* start PROVIDED MATERIAL *

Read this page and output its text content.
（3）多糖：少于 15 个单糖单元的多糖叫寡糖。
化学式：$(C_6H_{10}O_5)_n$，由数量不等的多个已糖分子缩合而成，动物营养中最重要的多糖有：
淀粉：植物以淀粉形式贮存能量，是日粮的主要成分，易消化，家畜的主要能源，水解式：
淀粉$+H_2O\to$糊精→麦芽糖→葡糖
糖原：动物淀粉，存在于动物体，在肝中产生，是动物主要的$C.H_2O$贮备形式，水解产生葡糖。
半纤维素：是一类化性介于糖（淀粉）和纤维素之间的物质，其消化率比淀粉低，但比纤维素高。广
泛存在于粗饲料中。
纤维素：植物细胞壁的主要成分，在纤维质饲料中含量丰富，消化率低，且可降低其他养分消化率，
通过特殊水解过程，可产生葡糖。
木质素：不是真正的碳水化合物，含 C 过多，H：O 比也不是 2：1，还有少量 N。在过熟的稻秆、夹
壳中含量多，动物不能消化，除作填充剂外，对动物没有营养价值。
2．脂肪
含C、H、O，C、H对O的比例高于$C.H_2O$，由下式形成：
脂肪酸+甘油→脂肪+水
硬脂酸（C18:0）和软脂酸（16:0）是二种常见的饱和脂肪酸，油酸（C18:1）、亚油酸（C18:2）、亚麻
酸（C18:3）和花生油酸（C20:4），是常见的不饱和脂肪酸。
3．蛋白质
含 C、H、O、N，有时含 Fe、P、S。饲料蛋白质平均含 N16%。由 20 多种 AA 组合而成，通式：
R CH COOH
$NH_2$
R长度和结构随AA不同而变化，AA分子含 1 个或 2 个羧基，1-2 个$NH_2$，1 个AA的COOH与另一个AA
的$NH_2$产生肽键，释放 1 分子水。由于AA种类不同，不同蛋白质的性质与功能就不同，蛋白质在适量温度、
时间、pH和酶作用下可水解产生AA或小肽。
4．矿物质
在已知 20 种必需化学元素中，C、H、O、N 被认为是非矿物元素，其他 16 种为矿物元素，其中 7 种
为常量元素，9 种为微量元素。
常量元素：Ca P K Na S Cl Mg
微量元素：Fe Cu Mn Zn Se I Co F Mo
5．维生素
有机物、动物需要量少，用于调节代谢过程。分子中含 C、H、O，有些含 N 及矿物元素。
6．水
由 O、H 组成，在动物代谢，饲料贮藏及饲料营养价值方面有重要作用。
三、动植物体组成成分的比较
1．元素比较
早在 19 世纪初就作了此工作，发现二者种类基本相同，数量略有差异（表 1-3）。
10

* end PROVIDED MATERIAL *

## DESCRIPTION OF THE TASK
Each record above must be given again exactly.

## EXPECTED ANSWER
Read this page and output its text content.
（3）多糖：少于 15 个单糖单元的多糖叫寡糖。
化学式：$(C_6H_{10}O_5)_n$，由数量不等的多个已糖分子缩合而成，动物营养中最重要的多糖有：
淀粉：植物以淀粉形式贮存能量，是日粮的主要成分，易消化，家畜的主要能源，水解式：
淀粉$+H_2O\to$糊精→麦芽糖→葡糖
糖原：动物淀粉，存在于动物体，在肝中产生，是动物主要的$C.H_2O$贮备形式，水解产生葡糖。
半纤维素：是一类化性介于糖（淀粉）和纤维素之间的物质，其消化率比淀粉低，但比纤维素高。广
泛存在于粗饲料中。
纤维素：植物细胞壁的主要成分，在纤维质饲料中含量丰富，消化率低，且可降低其他养分消化率，
通过特殊水解过程，可产生葡糖。
木质素：不是真正的碳水化合物，含 C 过多，H：O 比也不是 2：1，还有少量 N。在过熟的稻秆、夹
壳中含量多，动物不能消化，除作填充剂外，对动物没有营养价值。
2．脂肪
含C、H、O，C、H对O的比例高于$C.H_2O$，由下式形成：
脂肪酸+甘油→脂肪+水
硬脂酸（C18:0）和软脂酸（16:0）是二种常见的饱和脂肪酸，油酸（C18:1）、亚油酸（C18:2）、亚麻
酸（C18:3）和花生油酸（C20:4），是常见的不饱和脂肪酸。
3．蛋白质
含 C、H、O、N，有时含 Fe、P、S。饲料蛋白质平均含 N16%。由 20 多种 AA 组合而成，通式：
R CH COOH
$NH_2$
R长度和结构随AA不同而变化，AA分子含 1 个或 2 个羧基，1-2 个$NH_2$，1 个AA的COOH与另一个AA
的$NH_2$产生肽键，释放 1 分子水。由于AA种类不同，不同蛋白质的性质与功能就不同，蛋白质在适量温度、
时间、pH和酶作用下可水解产生AA或小肽。
4．矿物质
在已知 20 种必需化学元素中，C、H、O、N 被认为是非矿物元素，其他 16 种为矿物元素，其中 7 种
为常量元素，9 种为微量元素。
常量元素：Ca P K Na S Cl Mg
微量元素：Fe Cu Mn Zn Se I Co F Mo
5．维生素
有机物、动物需要量少，用于调节代谢过程。分子中含 C、H、O，有些含 N 及矿物元素。
6．水
由 O、H 组成，在动物代谢，饲料贮藏及饲料营养价值方面有重要作用。
三、动植物体组成成分的比较
1．元素比较
早在 19 世纪初就作了此工作，发现二者种类基本相同，数量略有差异（表 1-3）。
10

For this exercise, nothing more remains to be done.